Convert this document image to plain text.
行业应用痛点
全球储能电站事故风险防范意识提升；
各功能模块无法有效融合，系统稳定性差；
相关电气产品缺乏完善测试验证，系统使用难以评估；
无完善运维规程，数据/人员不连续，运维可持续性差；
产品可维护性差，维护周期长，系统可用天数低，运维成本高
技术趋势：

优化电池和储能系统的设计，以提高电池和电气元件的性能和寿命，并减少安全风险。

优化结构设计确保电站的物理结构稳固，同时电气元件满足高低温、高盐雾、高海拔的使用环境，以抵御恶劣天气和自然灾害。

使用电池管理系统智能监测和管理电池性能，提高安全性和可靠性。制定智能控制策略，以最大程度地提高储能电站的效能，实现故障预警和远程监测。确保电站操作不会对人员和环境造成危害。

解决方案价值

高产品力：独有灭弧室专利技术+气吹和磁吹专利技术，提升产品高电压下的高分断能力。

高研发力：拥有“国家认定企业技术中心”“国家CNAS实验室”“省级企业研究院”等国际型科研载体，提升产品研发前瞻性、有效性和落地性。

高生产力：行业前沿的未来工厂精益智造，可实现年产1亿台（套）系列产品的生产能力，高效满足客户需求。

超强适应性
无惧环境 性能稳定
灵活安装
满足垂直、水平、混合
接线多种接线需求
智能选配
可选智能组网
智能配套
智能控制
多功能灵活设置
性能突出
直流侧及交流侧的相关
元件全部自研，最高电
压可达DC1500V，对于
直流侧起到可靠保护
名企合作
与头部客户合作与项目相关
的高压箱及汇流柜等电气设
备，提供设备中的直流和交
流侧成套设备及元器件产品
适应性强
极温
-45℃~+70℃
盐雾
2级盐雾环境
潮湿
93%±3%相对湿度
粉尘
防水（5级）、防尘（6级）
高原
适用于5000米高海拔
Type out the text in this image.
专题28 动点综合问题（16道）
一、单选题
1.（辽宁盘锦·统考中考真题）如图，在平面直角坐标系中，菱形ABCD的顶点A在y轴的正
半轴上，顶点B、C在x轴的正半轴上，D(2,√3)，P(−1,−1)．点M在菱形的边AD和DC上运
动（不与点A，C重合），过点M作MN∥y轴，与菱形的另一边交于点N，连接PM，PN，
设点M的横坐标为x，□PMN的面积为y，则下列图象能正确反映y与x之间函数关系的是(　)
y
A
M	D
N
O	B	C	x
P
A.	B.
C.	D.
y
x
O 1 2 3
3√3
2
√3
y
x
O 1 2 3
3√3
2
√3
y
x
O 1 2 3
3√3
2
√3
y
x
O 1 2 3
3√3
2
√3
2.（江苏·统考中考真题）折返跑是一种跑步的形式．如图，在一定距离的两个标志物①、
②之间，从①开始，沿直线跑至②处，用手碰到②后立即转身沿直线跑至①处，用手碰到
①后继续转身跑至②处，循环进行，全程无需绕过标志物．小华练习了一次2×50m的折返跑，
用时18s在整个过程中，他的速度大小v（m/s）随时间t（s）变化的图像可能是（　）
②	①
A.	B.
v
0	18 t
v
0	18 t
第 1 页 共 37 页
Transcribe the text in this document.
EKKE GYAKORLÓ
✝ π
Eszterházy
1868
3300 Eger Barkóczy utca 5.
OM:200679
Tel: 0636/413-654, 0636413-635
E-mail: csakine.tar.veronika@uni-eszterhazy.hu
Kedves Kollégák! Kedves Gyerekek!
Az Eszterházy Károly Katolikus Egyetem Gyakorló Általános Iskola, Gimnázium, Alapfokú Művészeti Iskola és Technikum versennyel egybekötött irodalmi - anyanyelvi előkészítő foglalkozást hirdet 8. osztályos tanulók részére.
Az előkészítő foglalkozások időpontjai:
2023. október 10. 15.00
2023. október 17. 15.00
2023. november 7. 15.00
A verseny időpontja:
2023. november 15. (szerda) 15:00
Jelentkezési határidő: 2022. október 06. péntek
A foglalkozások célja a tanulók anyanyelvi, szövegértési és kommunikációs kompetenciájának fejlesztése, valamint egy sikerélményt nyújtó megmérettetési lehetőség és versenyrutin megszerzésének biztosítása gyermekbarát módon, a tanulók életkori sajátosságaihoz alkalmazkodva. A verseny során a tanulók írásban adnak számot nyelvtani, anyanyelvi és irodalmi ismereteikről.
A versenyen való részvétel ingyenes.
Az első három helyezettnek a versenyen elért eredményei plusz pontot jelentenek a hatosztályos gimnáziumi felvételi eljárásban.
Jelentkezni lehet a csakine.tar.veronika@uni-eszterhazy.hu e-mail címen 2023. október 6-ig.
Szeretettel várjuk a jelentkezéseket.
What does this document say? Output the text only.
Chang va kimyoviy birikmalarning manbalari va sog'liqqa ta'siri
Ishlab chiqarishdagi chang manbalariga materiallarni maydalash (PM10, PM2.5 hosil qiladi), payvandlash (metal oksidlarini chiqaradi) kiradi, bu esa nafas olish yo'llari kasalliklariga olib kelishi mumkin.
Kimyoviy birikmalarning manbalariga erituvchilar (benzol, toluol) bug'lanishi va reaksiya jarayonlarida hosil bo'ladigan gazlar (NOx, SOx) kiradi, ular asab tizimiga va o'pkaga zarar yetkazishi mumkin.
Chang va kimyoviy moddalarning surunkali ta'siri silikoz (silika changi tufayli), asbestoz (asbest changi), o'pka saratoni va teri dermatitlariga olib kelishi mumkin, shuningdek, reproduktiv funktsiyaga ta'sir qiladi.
▬▬▬▬▬▬▬▬▬▬
_YOUR TASK:_ Each entry above is to be printed again exactly.

_RESPONSE:_
Convert this document image to plain text.
行业应用痛点
全球储能电站事故风险防范意识提升；
各功能模块无法有效融合，系统稳定性差；
相关电气产品缺乏完善测试验证，系统使用难以评估；
无完善运维规程，数据/人员不连续，运维可持续性差；
产品可维护性差，维护周期长，系统可用天数低，运维成本高
技术趋势：

优化电池和储能系统的设计，以提高电池和电气元件的性能和寿命，并减少安全风险。

优化结构设计确保电站的物理结构稳固，同时电气元件满足高低温、高盐雾、高海拔的使用环境，以抵御恶劣天气和自然灾害。

使用电池管理系统智能监测和管理电池性能，提高安全性和可靠性。制定智能控制策略，以最大程度地提高储能电站的效能，实现故障预警和远程监测。确保电站操作不会对人员和环境造成危害。

解决方案价值

高产品力：独有灭弧室专利技术+气吹和磁吹专利技术，提升产品高电压下的高分断能力。

高研发力：拥有“国家认定企业技术中心”“国家CNAS实验室”“省级企业研究院”等国际型科研载体，提升产品研发前瞻性、有效性和落地性。

高生产力：行业前沿的未来工厂精益智造，可实现年产1亿台（套）系列产品的生产能力，高效满足客户需求。

超强适应性
无惧环境 性能稳定
灵活安装
满足垂直、水平、混合
接线多种接线需求
智能选配
可选智能组网
智能配套
智能控制
多功能灵活设置
性能突出
直流侧及交流侧的相关
元件全部自研，最高电
压可达DC1500V，对于
直流侧起到可靠保护
名企合作
与头部客户合作与项目相关
的高压箱及汇流柜等电气设
备，提供设备中的直流和交
流侧成套设备及元器件产品
适应性强
极温
-45℃~+70℃
盐雾
2级盐雾环境
潮湿
93%±3%相对湿度
粉尘
防水（5级）、防尘（6级）
高原
适用于5000米高海拔
Type out the text in this image.
专题28 动点综合问题（16道）
一、单选题
1.（辽宁盘锦·统考中考真题）如图，在平面直角坐标系中，菱形ABCD的顶点A在y轴的正
半轴上，顶点B、C在x轴的正半轴上，D(2,√3)，P(−1,−1)．点M在菱形的边AD和DC上运
动（不与点A，C重合），过点M作MN∥y轴，与菱形的另一边交于点N，连接PM，PN，
设点M的横坐标为x，□PMN的面积为y，则下列图象能正确反映y与x之间函数关系的是(　)
y
A
M	D
N
O	B	C	x
P
A.	B.
C.	D.
y
x
O 1 2 3
3√3
2
√3
y
x
O 1 2 3
3√3
2
√3
y
x
O 1 2 3
3√3
2
√3
y
x
O 1 2 3
3√3
2
√3
2.（江苏·统考中考真题）折返跑是一种跑步的形式．如图，在一定距离的两个标志物①、
②之间，从①开始，沿直线跑至②处，用手碰到②后立即转身沿直线跑至①处，用手碰到
①后继续转身跑至②处，循环进行，全程无需绕过标志物．小华练习了一次2×50m的折返跑，
用时18s在整个过程中，他的速度大小v（m/s）随时间t（s）变化的图像可能是（　）
②	①
A.	B.
v
0	18 t
v
0	18 t
第 1 页 共 37 页
Transcribe the text in this document.
EKKE GYAKORLÓ
✝ π
Eszterházy
1868
3300 Eger Barkóczy utca 5.
OM:200679
Tel: 0636/413-654, 0636413-635
E-mail: csakine.tar.veronika@uni-eszterhazy.hu
Kedves Kollégák! Kedves Gyerekek!
Az Eszterházy Károly Katolikus Egyetem Gyakorló Általános Iskola, Gimnázium, Alapfokú Művészeti Iskola és Technikum versennyel egybekötött irodalmi - anyanyelvi előkészítő foglalkozást hirdet 8. osztályos tanulók részére.
Az előkészítő foglalkozások időpontjai:
2023. október 10. 15.00
2023. október 17. 15.00
2023. november 7. 15.00
A verseny időpontja:
2023. november 15. (szerda) 15:00
Jelentkezési határidő: 2022. október 06. péntek
A foglalkozások célja a tanulók anyanyelvi, szövegértési és kommunikációs kompetenciájának fejlesztése, valamint egy sikerélményt nyújtó megmérettetési lehetőség és versenyrutin megszerzésének biztosítása gyermekbarát módon, a tanulók életkori sajátosságaihoz alkalmazkodva. A verseny során a tanulók írásban adnak számot nyelvtani, anyanyelvi és irodalmi ismereteikről.
A versenyen való részvétel ingyenes.
Az első három helyezettnek a versenyen elért eredményei plusz pontot jelentenek a hatosztályos gimnáziumi felvételi eljárásban.
Jelentkezni lehet a csakine.tar.veronika@uni-eszterhazy.hu e-mail címen 2023. október 6-ig.
Szeretettel várjuk a jelentkezéseket.
What does this document say? Output the text only.
Chang va kimyoviy birikmalarning manbalari va sog'liqqa ta'siri
Ishlab chiqarishdagi chang manbalariga materiallarni maydalash (PM10, PM2.5 hosil qiladi), payvandlash (metal oksidlarini chiqaradi) kiradi, bu esa nafas olish yo'llari kasalliklariga olib kelishi mumkin.
Kimyoviy birikmalarning manbalariga erituvchilar (benzol, toluol) bug'lanishi va reaksiya jarayonlarida hosil bo'ladigan gazlar (NOx, SOx) kiradi, ular asab tizimiga va o'pkaga zarar yetkazishi mumkin.
Chang va kimyoviy moddalarning surunkali ta'siri silikoz (silika changi tufayli), asbestoz (asbest changi), o'pka saratoni va teri dermatitlariga olib kelishi mumkin, shuningdek, reproduktiv funktsiyaga ta'sir qiladi.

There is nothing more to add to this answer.